# Description of the task
Check every line below for the string "其他共产党事务支出", and copy the lines that contain it.

# Working data
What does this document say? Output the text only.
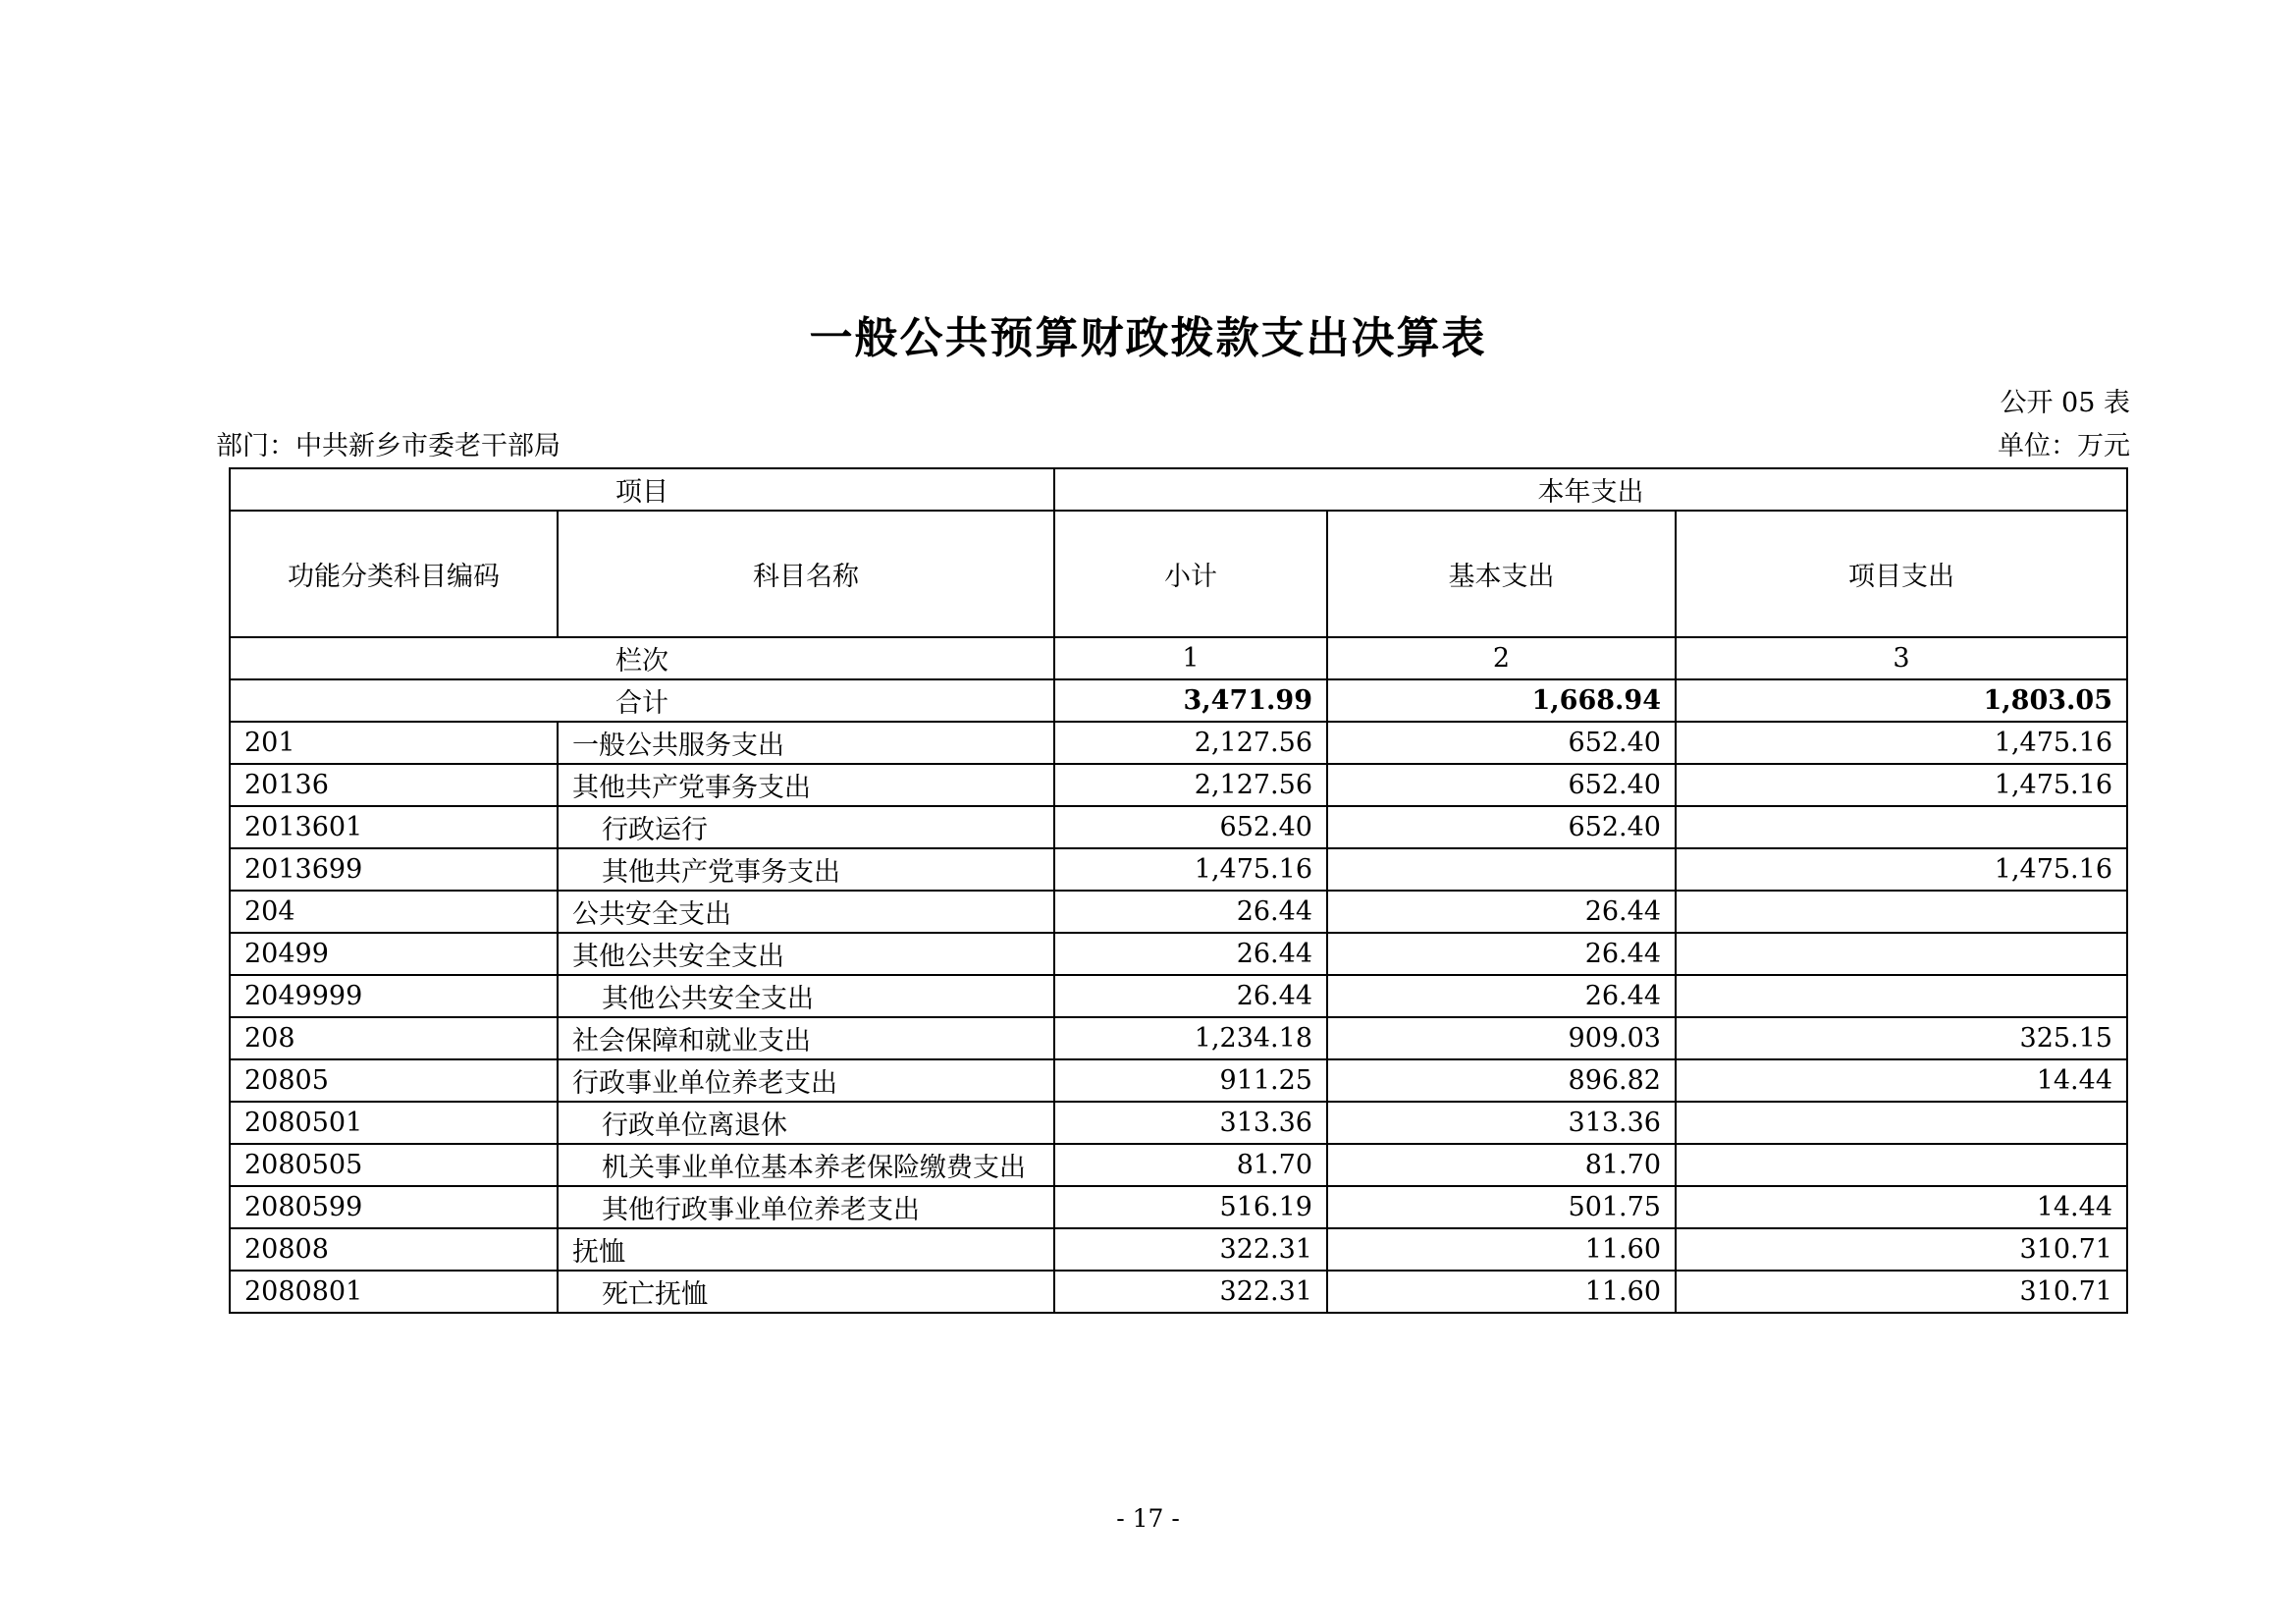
一般公共预算财政拨款支出决算表
公开 05 表
部门：中共新乡市委老干部局	单位：万元
项目		本年支出		
功能分类科目编码	科目名称	小计	基本支出	项目支出
栏次		1	2	3
合计		3,471.99	1,668.94	1,803.05
201	一般公共服务支出	2,127.56	652.40	1,475.16
20136	其他共产党事务支出	2,127.56	652.40	1,475.16
2013601	行政运行	652.40	652.40	
2013699	其他共产党事务支出	1,475.16		1,475.16
204	公共安全支出	26.44	26.44	
20499	其他公共安全支出	26.44	26.44	
2049999	其他公共安全支出	26.44	26.44	
208	社会保障和就业支出	1,234.18	909.03	325.15
20805	行政事业单位养老支出	911.25	896.82	14.44
2080501	行政单位离退休	313.36	313.36	
2080505	机关事业单位基本养老保险缴费支出	81.70	81.70	
2080599	其他行政事业单位养老支出	516.19	501.75	14.44
20808	抚恤	322.31	11.60	310.71
2080801	死亡抚恤	322.31	11.60	310.71
- 17 -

# Task response
20136	其他共产党事务支出	2,127.56	652.40	1,475.16
2013699	其他共产党事务支出	1,475.16		1,475.16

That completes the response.